What to produce:
Take the entries below and print all of them exactly, please.

Extracted records:
[BEGIN]

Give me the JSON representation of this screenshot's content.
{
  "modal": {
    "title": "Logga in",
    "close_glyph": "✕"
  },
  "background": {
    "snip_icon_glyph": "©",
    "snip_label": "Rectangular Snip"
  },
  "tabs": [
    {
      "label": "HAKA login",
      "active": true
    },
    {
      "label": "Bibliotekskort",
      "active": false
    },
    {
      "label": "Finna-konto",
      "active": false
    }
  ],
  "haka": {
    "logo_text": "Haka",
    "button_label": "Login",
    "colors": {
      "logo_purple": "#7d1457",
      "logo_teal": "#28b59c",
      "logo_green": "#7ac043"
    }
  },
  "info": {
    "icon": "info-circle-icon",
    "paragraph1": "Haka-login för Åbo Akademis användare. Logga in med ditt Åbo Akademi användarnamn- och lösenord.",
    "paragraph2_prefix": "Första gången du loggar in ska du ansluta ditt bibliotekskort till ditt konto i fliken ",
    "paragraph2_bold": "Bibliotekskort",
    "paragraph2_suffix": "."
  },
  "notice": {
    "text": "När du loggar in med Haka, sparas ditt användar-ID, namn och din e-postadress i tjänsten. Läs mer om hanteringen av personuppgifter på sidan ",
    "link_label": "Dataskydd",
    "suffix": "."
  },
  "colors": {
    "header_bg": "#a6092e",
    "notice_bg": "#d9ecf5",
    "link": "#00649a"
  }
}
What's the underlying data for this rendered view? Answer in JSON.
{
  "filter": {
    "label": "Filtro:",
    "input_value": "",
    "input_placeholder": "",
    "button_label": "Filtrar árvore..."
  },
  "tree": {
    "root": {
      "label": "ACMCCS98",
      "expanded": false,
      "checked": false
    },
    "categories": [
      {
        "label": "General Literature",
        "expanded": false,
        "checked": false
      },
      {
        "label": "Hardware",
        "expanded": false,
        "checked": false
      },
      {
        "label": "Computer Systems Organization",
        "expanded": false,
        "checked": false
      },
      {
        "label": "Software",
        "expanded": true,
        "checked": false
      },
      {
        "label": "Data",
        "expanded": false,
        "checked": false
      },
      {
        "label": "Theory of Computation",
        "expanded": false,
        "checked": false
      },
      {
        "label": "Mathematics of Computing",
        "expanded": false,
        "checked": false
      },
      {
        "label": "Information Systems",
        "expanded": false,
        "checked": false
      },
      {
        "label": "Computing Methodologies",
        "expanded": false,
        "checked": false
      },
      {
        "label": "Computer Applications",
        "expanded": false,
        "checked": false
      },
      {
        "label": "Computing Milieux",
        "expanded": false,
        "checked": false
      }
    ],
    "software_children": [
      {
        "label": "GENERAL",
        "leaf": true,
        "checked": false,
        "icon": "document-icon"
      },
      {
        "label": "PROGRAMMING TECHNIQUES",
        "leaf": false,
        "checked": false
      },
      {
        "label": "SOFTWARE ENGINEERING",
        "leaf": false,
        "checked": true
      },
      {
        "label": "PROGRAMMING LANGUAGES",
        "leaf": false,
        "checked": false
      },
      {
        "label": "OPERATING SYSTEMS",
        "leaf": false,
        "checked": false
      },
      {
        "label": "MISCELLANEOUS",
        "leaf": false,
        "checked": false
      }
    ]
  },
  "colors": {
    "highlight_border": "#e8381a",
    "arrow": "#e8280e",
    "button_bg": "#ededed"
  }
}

[END]

Full answer:
Give me the JSON representation of this screenshot's content.
{
  "modal": {
    "title": "Logga in",
    "close_glyph": "✕"
  },
  "background": {
    "snip_icon_glyph": "©",
    "snip_label": "Rectangular Snip"
  },
  "tabs": [
    {
      "label": "HAKA login",
      "active": true
    },
    {
      "label": "Bibliotekskort",
      "active": false
    },
    {
      "label": "Finna-konto",
      "active": false
    }
  ],
  "haka": {
    "logo_text": "Haka",
    "button_label": "Login",
    "colors": {
      "logo_purple": "#7d1457",
      "logo_teal": "#28b59c",
      "logo_green": "#7ac043"
    }
  },
  "info": {
    "icon": "info-circle-icon",
    "paragraph1": "Haka-login för Åbo Akademis användare. Logga in med ditt Åbo Akademi användarnamn- och lösenord.",
    "paragraph2_prefix": "Första gången du loggar in ska du ansluta ditt bibliotekskort till ditt konto i fliken ",
    "paragraph2_bold": "Bibliotekskort",
    "paragraph2_suffix": "."
  },
  "notice": {
    "text": "När du loggar in med Haka, sparas ditt användar-ID, namn och din e-postadress i tjänsten. Läs mer om hanteringen av personuppgifter på sidan ",
    "link_label": "Dataskydd",
    "suffix": "."
  },
  "colors": {
    "header_bg": "#a6092e",
    "notice_bg": "#d9ecf5",
    "link": "#00649a"
  }
}
What's the underlying data for this rendered view? Answer in JSON.
{
  "filter": {
    "label": "Filtro:",
    "input_value": "",
    "input_placeholder": "",
    "button_label": "Filtrar árvore..."
  },
  "tree": {
    "root": {
      "label": "ACMCCS98",
      "expanded": false,
      "checked": false
    },
    "categories": [
      {
        "label": "General Literature",
        "expanded": false,
        "checked": false
      },
      {
        "label": "Hardware",
        "expanded": false,
        "checked": false
      },
      {
        "label": "Computer Systems Organization",
        "expanded": false,
        "checked": false
      },
      {
        "label": "Software",
        "expanded": true,
        "checked": false
      },
      {
        "label": "Data",
        "expanded": false,
        "checked": false
      },
      {
        "label": "Theory of Computation",
        "expanded": false,
        "checked": false
      },
      {
        "label": "Mathematics of Computing",
        "expanded": false,
        "checked": false
      },
      {
        "label": "Information Systems",
        "expanded": false,
        "checked": false
      },
      {
        "label": "Computing Methodologies",
        "expanded": false,
        "checked": false
      },
      {
        "label": "Computer Applications",
        "expanded": false,
        "checked": false
      },
      {
        "label": "Computing Milieux",
        "expanded": false,
        "checked": false
      }
    ],
    "software_children": [
      {
        "label": "GENERAL",
        "leaf": true,
        "checked": false,
        "icon": "document-icon"
      },
      {
        "label": "PROGRAMMING TECHNIQUES",
        "leaf": false,
        "checked": false
      },
      {
        "label": "SOFTWARE ENGINEERING",
        "leaf": false,
        "checked": true
      },
      {
        "label": "PROGRAMMING LANGUAGES",
        "leaf": false,
        "checked": false
      },
      {
        "label": "OPERATING SYSTEMS",
        "leaf": false,
        "checked": false
      },
      {
        "label": "MISCELLANEOUS",
        "leaf": false,
        "checked": false
      }
    ]
  },
  "colors": {
    "highlight_border": "#e8381a",
    "arrow": "#e8280e",
    "button_bg": "#ededed"
  }
}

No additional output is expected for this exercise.